• [Short task] Reproduce the data in its entirety, exactly as supplied.

[Begin Records shown]

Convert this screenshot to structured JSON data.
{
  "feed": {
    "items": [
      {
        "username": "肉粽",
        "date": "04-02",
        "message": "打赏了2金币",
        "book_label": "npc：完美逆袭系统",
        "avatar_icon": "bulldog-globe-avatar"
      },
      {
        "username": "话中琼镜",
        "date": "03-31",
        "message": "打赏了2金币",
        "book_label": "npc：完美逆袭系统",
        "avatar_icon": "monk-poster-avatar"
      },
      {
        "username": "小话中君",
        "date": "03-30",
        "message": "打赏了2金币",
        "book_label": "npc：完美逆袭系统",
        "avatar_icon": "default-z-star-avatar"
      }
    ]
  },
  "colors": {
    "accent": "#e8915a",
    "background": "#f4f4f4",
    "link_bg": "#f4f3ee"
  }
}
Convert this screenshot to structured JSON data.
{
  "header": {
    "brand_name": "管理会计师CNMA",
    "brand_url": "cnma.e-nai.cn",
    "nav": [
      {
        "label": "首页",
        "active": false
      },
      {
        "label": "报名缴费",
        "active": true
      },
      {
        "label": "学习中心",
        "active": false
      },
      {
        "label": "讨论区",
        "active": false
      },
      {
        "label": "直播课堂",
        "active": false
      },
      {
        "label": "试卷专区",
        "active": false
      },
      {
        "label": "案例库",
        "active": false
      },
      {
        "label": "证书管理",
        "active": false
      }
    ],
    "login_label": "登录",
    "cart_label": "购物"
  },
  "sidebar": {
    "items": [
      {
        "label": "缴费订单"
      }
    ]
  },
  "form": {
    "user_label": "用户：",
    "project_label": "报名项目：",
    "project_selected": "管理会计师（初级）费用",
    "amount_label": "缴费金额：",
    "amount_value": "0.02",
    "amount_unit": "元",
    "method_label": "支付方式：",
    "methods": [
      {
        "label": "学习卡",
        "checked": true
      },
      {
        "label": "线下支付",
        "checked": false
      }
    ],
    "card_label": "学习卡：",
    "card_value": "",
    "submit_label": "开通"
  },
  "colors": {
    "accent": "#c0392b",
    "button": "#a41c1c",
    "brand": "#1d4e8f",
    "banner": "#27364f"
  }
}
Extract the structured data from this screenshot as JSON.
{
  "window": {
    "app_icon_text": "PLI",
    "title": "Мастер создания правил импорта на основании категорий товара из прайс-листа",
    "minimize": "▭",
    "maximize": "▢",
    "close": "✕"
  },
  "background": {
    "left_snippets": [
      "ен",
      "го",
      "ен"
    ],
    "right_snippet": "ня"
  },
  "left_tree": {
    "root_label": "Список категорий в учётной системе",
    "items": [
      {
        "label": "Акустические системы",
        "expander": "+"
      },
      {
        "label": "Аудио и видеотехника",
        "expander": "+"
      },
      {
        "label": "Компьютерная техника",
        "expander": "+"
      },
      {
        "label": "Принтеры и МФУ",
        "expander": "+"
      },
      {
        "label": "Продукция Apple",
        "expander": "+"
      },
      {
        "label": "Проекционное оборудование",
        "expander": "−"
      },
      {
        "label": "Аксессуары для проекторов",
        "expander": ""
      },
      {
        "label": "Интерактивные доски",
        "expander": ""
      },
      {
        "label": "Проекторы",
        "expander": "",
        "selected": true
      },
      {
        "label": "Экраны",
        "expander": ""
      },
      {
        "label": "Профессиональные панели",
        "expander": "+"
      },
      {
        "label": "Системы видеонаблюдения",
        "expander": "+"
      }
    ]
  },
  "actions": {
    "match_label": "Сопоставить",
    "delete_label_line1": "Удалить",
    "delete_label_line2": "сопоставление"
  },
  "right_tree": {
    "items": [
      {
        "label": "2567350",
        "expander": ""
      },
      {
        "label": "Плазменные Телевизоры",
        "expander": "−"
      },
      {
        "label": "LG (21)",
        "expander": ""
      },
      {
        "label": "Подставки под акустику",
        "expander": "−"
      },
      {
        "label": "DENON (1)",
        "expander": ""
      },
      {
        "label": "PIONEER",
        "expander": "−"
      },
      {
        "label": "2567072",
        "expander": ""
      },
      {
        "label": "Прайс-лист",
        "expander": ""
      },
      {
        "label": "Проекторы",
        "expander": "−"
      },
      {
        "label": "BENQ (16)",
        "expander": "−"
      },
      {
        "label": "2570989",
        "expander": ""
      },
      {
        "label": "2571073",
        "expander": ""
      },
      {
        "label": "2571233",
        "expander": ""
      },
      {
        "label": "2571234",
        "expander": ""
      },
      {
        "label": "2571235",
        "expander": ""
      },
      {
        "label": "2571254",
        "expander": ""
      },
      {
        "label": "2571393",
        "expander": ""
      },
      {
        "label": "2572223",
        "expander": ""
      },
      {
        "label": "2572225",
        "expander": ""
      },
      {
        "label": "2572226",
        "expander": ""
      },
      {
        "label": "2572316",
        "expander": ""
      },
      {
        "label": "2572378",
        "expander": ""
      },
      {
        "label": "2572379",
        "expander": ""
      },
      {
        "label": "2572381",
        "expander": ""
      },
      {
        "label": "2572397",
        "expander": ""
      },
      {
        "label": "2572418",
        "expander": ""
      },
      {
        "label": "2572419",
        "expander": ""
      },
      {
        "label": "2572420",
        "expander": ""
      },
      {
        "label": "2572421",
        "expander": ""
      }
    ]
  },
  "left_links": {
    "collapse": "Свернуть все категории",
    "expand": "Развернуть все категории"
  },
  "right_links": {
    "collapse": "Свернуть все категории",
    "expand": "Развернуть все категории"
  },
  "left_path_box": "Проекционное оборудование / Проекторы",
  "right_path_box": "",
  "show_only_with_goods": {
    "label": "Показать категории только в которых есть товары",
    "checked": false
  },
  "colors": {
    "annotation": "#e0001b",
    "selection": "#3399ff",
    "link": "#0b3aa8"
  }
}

[End Records shown]

• [Exercise answer]
Convert this screenshot to structured JSON data.
{
  "feed": {
    "items": [
      {
        "username": "肉粽",
        "date": "04-02",
        "message": "打赏了2金币",
        "book_label": "npc：完美逆袭系统",
        "avatar_icon": "bulldog-globe-avatar"
      },
      {
        "username": "话中琼镜",
        "date": "03-31",
        "message": "打赏了2金币",
        "book_label": "npc：完美逆袭系统",
        "avatar_icon": "monk-poster-avatar"
      },
      {
        "username": "小话中君",
        "date": "03-30",
        "message": "打赏了2金币",
        "book_label": "npc：完美逆袭系统",
        "avatar_icon": "default-z-star-avatar"
      }
    ]
  },
  "colors": {
    "accent": "#e8915a",
    "background": "#f4f4f4",
    "link_bg": "#f4f3ee"
  }
}
Convert this screenshot to structured JSON data.
{
  "header": {
    "brand_name": "管理会计师CNMA",
    "brand_url": "cnma.e-nai.cn",
    "nav": [
      {
        "label": "首页",
        "active": false
      },
      {
        "label": "报名缴费",
        "active": true
      },
      {
        "label": "学习中心",
        "active": false
      },
      {
        "label": "讨论区",
        "active": false
      },
      {
        "label": "直播课堂",
        "active": false
      },
      {
        "label": "试卷专区",
        "active": false
      },
      {
        "label": "案例库",
        "active": false
      },
      {
        "label": "证书管理",
        "active": false
      }
    ],
    "login_label": "登录",
    "cart_label": "购物"
  },
  "sidebar": {
    "items": [
      {
        "label": "缴费订单"
      }
    ]
  },
  "form": {
    "user_label": "用户：",
    "project_label": "报名项目：",
    "project_selected": "管理会计师（初级）费用",
    "amount_label": "缴费金额：",
    "amount_value": "0.02",
    "amount_unit": "元",
    "method_label": "支付方式：",
    "methods": [
      {
        "label": "学习卡",
        "checked": true
      },
      {
        "label": "线下支付",
        "checked": false
      }
    ],
    "card_label": "学习卡：",
    "card_value": "",
    "submit_label": "开通"
  },
  "colors": {
    "accent": "#c0392b",
    "button": "#a41c1c",
    "brand": "#1d4e8f",
    "banner": "#27364f"
  }
}
Extract the structured data from this screenshot as JSON.
{
  "window": {
    "app_icon_text": "PLI",
    "title": "Мастер создания правил импорта на основании категорий товара из прайс-листа",
    "minimize": "▭",
    "maximize": "▢",
    "close": "✕"
  },
  "background": {
    "left_snippets": [
      "ен",
      "го",
      "ен"
    ],
    "right_snippet": "ня"
  },
  "left_tree": {
    "root_label": "Список категорий в учётной системе",
    "items": [
      {
        "label": "Акустические системы",
        "expander": "+"
      },
      {
        "label": "Аудио и видеотехника",
        "expander": "+"
      },
      {
        "label": "Компьютерная техника",
        "expander": "+"
      },
      {
        "label": "Принтеры и МФУ",
        "expander": "+"
      },
      {
        "label": "Продукция Apple",
        "expander": "+"
      },
      {
        "label": "Проекционное оборудование",
        "expander": "−"
      },
      {
        "label": "Аксессуары для проекторов",
        "expander": ""
      },
      {
        "label": "Интерактивные доски",
        "expander": ""
      },
      {
        "label": "Проекторы",
        "expander": "",
        "selected": true
      },
      {
        "label": "Экраны",
        "expander": ""
      },
      {
        "label": "Профессиональные панели",
        "expander": "+"
      },
      {
        "label": "Системы видеонаблюдения",
        "expander": "+"
      }
    ]
  },
  "actions": {
    "match_label": "Сопоставить",
    "delete_label_line1": "Удалить",
    "delete_label_line2": "сопоставление"
  },
  "right_tree": {
    "items": [
      {
        "label": "2567350",
        "expander": ""
      },
      {
        "label": "Плазменные Телевизоры",
        "expander": "−"
      },
      {
        "label": "LG (21)",
        "expander": ""
      },
      {
        "label": "Подставки под акустику",
        "expander": "−"
      },
      {
        "label": "DENON (1)",
        "expander": ""
      },
      {
        "label": "PIONEER",
        "expander": "−"
      },
      {
        "label": "2567072",
        "expander": ""
      },
      {
        "label": "Прайс-лист",
        "expander": ""
      },
      {
        "label": "Проекторы",
        "expander": "−"
      },
      {
        "label": "BENQ (16)",
        "expander": "−"
      },
      {
        "label": "2570989",
        "expander": ""
      },
      {
        "label": "2571073",
        "expander": ""
      },
      {
        "label": "2571233",
        "expander": ""
      },
      {
        "label": "2571234",
        "expander": ""
      },
      {
        "label": "2571235",
        "expander": ""
      },
      {
        "label": "2571254",
        "expander": ""
      },
      {
        "label": "2571393",
        "expander": ""
      },
      {
        "label": "2572223",
        "expander": ""
      },
      {
        "label": "2572225",
        "expander": ""
      },
      {
        "label": "2572226",
        "expander": ""
      },
      {
        "label": "2572316",
        "expander": ""
      },
      {
        "label": "2572378",
        "expander": ""
      },
      {
        "label": "2572379",
        "expander": ""
      },
      {
        "label": "2572381",
        "expander": ""
      },
      {
        "label": "2572397",
        "expander": ""
      },
      {
        "label": "2572418",
        "expander": ""
      },
      {
        "label": "2572419",
        "expander": ""
      },
      {
        "label": "2572420",
        "expander": ""
      },
      {
        "label": "2572421",
        "expander": ""
      }
    ]
  },
  "left_links": {
    "collapse": "Свернуть все категории",
    "expand": "Развернуть все категории"
  },
  "right_links": {
    "collapse": "Свернуть все категории",
    "expand": "Развернуть все категории"
  },
  "left_path_box": "Проекционное оборудование / Проекторы",
  "right_path_box": "",
  "show_only_with_goods": {
    "label": "Показать категории только в которых есть товары",
    "checked": false
  },
  "colors": {
    "annotation": "#e0001b",
    "selection": "#3399ff",
    "link": "#0b3aa8"
  }
}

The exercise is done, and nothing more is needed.